Aim
Make an exact copy of the data below, leaving out every picture.

★ ★ ★ ★ ★

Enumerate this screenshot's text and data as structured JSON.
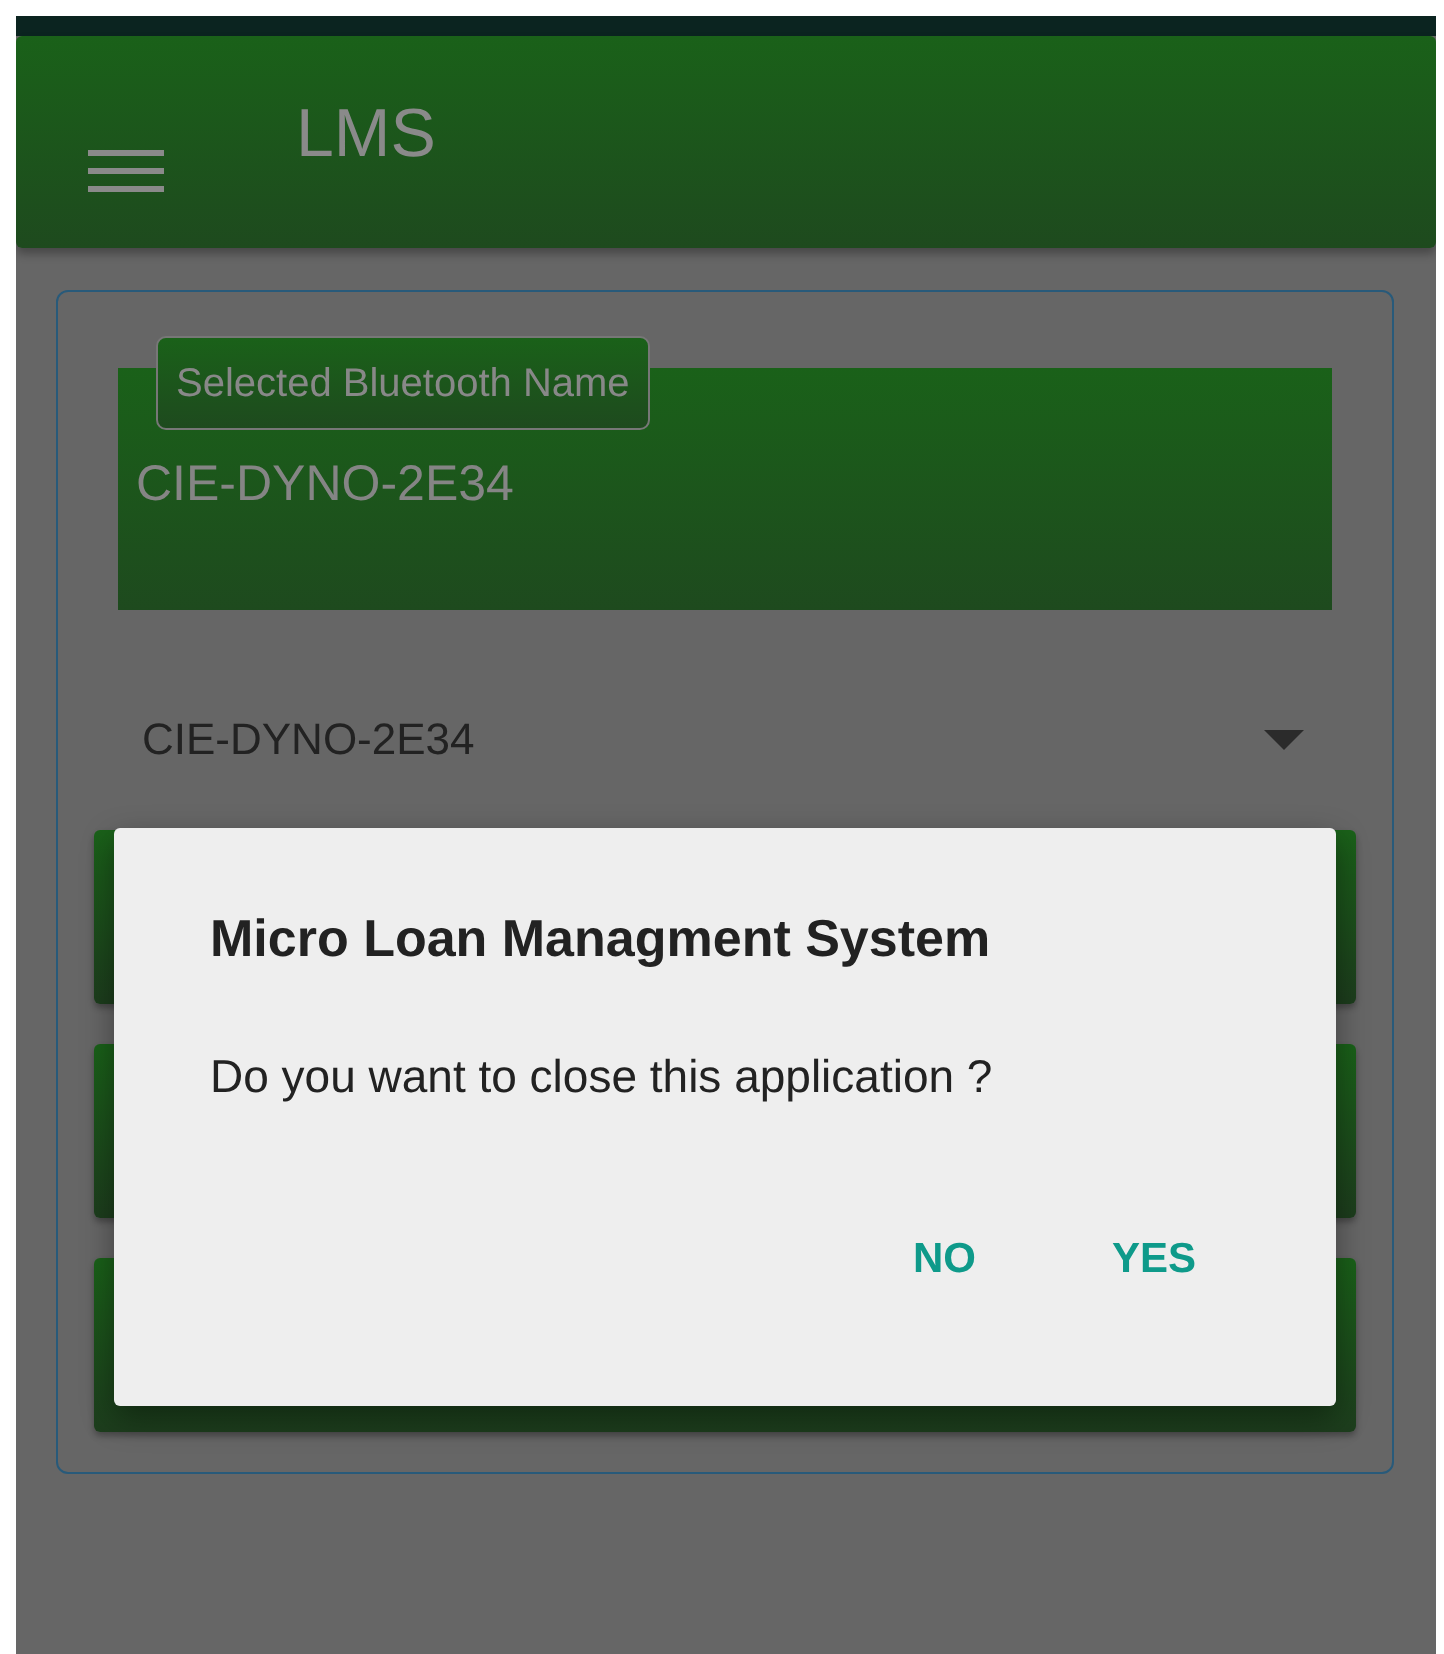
{
  "app_bar": {
    "title": "LMS"
  },
  "bluetooth_field": {
    "label": "Selected Bluetooth Name",
    "value": "CIE-DYNO-2E34"
  },
  "device_dropdown": {
    "value": "CIE-DYNO-2E34"
  },
  "dialog": {
    "title": "Micro Loan Managment System",
    "message": "Do you want to close this application ?",
    "buttons": [
      "NO",
      "YES"
    ]
  }
}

★ ★ ★ ★ ★

Task answer
Enumerate this screenshot's text and data as structured JSON.
{
  "app_bar": {
    "title": "LMS"
  },
  "bluetooth_field": {
    "label": "Selected Bluetooth Name",
    "value": "CIE-DYNO-2E34"
  },
  "device_dropdown": {
    "value": "CIE-DYNO-2E34"
  },
  "dialog": {
    "title": "Micro Loan Managment System",
    "message": "Do you want to close this application ?",
    "buttons": [
      "NO",
      "YES"
    ]
  }
}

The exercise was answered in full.